··· Input rows ···
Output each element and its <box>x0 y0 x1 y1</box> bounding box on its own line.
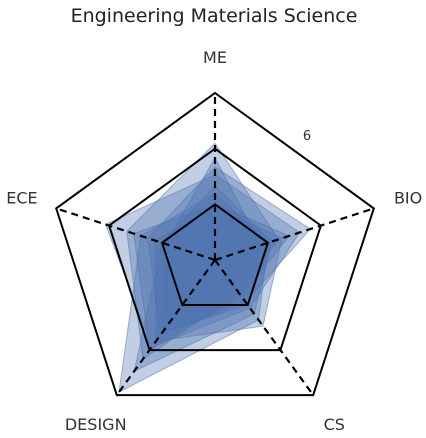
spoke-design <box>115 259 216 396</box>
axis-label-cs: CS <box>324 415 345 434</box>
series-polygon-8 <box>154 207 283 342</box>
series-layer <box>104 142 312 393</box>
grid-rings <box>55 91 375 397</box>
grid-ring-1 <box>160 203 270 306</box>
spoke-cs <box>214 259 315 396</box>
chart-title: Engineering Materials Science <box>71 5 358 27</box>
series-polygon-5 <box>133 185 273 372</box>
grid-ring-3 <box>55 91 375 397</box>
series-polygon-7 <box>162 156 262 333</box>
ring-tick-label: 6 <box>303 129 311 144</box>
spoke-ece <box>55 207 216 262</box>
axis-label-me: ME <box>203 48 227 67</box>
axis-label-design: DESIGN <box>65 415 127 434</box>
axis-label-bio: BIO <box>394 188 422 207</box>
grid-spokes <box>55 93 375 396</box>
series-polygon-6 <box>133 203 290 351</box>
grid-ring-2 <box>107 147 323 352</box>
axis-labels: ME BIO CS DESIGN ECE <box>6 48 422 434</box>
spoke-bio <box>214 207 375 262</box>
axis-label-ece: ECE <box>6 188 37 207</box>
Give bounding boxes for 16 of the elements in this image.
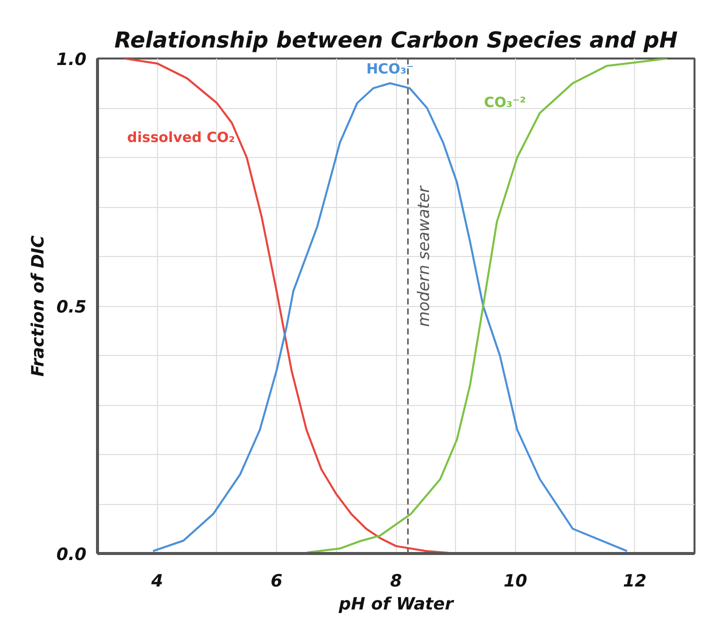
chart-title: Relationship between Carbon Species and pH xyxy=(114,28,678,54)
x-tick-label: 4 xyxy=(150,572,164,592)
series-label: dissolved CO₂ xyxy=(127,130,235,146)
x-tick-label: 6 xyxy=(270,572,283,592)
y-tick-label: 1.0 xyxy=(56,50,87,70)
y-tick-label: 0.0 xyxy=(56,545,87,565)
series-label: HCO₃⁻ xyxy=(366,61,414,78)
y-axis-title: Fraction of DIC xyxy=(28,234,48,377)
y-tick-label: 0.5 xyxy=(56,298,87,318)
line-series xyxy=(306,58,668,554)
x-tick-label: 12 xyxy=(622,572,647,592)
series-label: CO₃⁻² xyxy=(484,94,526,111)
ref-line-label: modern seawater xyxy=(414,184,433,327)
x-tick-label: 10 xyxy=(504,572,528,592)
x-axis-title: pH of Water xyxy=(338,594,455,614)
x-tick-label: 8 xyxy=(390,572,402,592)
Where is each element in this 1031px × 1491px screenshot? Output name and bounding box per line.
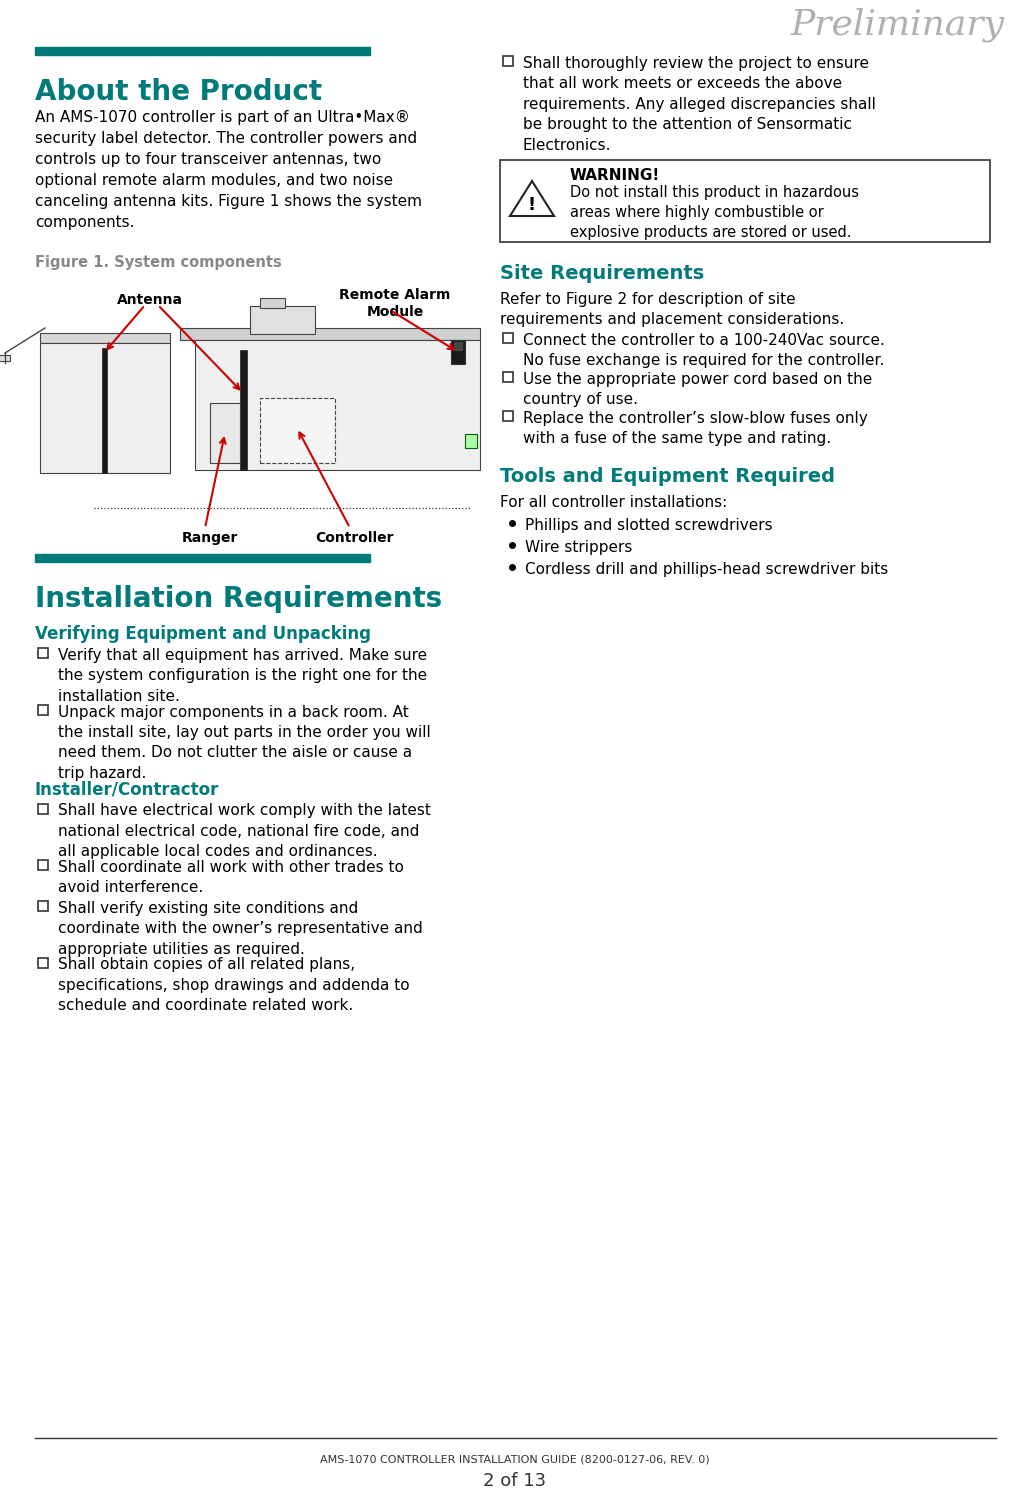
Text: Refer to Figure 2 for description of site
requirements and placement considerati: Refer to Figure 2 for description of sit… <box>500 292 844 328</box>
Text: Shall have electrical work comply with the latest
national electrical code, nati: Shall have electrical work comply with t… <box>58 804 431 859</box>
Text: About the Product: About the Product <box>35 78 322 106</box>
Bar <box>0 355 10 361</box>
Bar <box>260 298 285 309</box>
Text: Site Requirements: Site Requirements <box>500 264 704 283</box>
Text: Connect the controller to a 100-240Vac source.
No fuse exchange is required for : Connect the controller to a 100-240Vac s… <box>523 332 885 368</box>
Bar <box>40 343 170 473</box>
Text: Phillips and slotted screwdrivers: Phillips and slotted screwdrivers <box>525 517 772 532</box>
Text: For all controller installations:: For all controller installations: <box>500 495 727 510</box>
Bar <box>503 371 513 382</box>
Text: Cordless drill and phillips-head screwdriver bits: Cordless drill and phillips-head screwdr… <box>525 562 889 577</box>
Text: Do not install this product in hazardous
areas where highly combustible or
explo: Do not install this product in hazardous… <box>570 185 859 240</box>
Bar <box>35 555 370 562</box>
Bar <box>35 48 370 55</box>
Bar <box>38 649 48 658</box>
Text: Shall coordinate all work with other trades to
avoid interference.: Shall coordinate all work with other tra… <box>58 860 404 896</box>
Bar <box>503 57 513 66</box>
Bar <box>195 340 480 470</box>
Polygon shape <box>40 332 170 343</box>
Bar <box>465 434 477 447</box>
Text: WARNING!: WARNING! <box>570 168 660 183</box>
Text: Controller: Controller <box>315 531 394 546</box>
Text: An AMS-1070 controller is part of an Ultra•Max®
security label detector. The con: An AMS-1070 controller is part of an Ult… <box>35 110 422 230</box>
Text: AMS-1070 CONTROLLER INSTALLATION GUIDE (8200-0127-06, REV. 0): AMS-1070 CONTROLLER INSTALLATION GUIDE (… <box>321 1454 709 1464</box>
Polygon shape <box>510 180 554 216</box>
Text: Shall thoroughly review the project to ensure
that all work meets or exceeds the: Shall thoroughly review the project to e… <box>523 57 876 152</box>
···
What you need to do
Reproduce all the rows above character for character, leaving out the pictures.

Task output
Output each element and its <box>x0 y0 x1 y1</box> bounding box on its own line.
spoke-design <box>115 259 216 396</box>
axis-label-cs: CS <box>324 415 345 434</box>
series-polygon-8 <box>154 207 283 342</box>
series-layer <box>104 142 312 393</box>
grid-rings <box>55 91 375 397</box>
grid-ring-1 <box>160 203 270 306</box>
spoke-cs <box>214 259 315 396</box>
chart-title: Engineering Materials Science <box>71 5 358 27</box>
series-polygon-5 <box>133 185 273 372</box>
grid-ring-3 <box>55 91 375 397</box>
series-polygon-7 <box>162 156 262 333</box>
ring-tick-label: 6 <box>303 129 311 144</box>
spoke-ece <box>55 207 216 262</box>
axis-label-me: ME <box>203 48 227 67</box>
axis-label-design: DESIGN <box>65 415 127 434</box>
axis-label-bio: BIO <box>394 188 422 207</box>
grid-spokes <box>55 93 375 396</box>
series-polygon-6 <box>133 203 290 351</box>
grid-ring-2 <box>107 147 323 352</box>
axis-labels: ME BIO CS DESIGN ECE <box>6 48 422 434</box>
spoke-bio <box>214 207 375 262</box>
axis-label-ece: ECE <box>6 188 37 207</box>
Give bounding boxes for 16 of the elements in this image.
chart-title: Relationship between Carbon Species and pH xyxy=(114,28,678,54)
x-tick-label: 4 xyxy=(150,572,164,592)
series-label: dissolved CO₂ xyxy=(127,130,235,146)
x-tick-label: 6 xyxy=(270,572,283,592)
y-tick-label: 1.0 xyxy=(56,50,87,70)
y-tick-label: 0.0 xyxy=(56,545,87,565)
series-label: HCO₃⁻ xyxy=(366,61,414,78)
y-axis-title: Fraction of DIC xyxy=(28,234,48,377)
y-tick-label: 0.5 xyxy=(56,298,87,318)
line-series xyxy=(306,58,668,554)
x-tick-label: 12 xyxy=(622,572,647,592)
series-label: CO₃⁻² xyxy=(484,94,526,111)
ref-line-label: modern seawater xyxy=(414,184,433,327)
x-tick-label: 10 xyxy=(504,572,528,592)
x-axis-title: pH of Water xyxy=(338,594,455,614)
x-tick-label: 8 xyxy=(390,572,402,592)
Where is each element in this 1031px × 1491px screenshot? Output name and bounding box per line.
Text: Refer to Figure 2 for description of site
requirements and placement considerati: Refer to Figure 2 for description of sit… <box>500 292 844 328</box>
Text: Shall have electrical work comply with the latest
national electrical code, nati: Shall have electrical work comply with t… <box>58 804 431 859</box>
Text: About the Product: About the Product <box>35 78 322 106</box>
Bar <box>0 355 10 361</box>
Bar <box>260 298 285 309</box>
Text: Site Requirements: Site Requirements <box>500 264 704 283</box>
Text: Connect the controller to a 100-240Vac source.
No fuse exchange is required for : Connect the controller to a 100-240Vac s… <box>523 332 885 368</box>
Bar <box>40 343 170 473</box>
Text: Phillips and slotted screwdrivers: Phillips and slotted screwdrivers <box>525 517 772 532</box>
Text: For all controller installations:: For all controller installations: <box>500 495 727 510</box>
Bar <box>503 371 513 382</box>
Text: Cordless drill and phillips-head screwdriver bits: Cordless drill and phillips-head screwdr… <box>525 562 889 577</box>
Text: Do not install this product in hazardous
areas where highly combustible or
explo: Do not install this product in hazardous… <box>570 185 859 240</box>
Bar <box>35 555 370 562</box>
Bar <box>35 48 370 55</box>
Bar <box>38 649 48 658</box>
Text: Shall coordinate all work with other trades to
avoid interference.: Shall coordinate all work with other tra… <box>58 860 404 896</box>
Bar <box>503 57 513 66</box>
Bar <box>195 340 480 470</box>
Polygon shape <box>40 332 170 343</box>
Bar <box>465 434 477 447</box>
Text: WARNING!: WARNING! <box>570 168 660 183</box>
Text: Controller: Controller <box>315 531 394 546</box>
Text: An AMS-1070 controller is part of an Ultra•Max®
security label detector. The con: An AMS-1070 controller is part of an Ult… <box>35 110 422 230</box>
Text: AMS-1070 CONTROLLER INSTALLATION GUIDE (8200-0127-06, REV. 0): AMS-1070 CONTROLLER INSTALLATION GUIDE (… <box>321 1454 709 1464</box>
Polygon shape <box>510 180 554 216</box>
Text: Shall thoroughly review the project to ensure
that all work meets or exceeds the: Shall thoroughly review the project to e… <box>523 57 876 152</box>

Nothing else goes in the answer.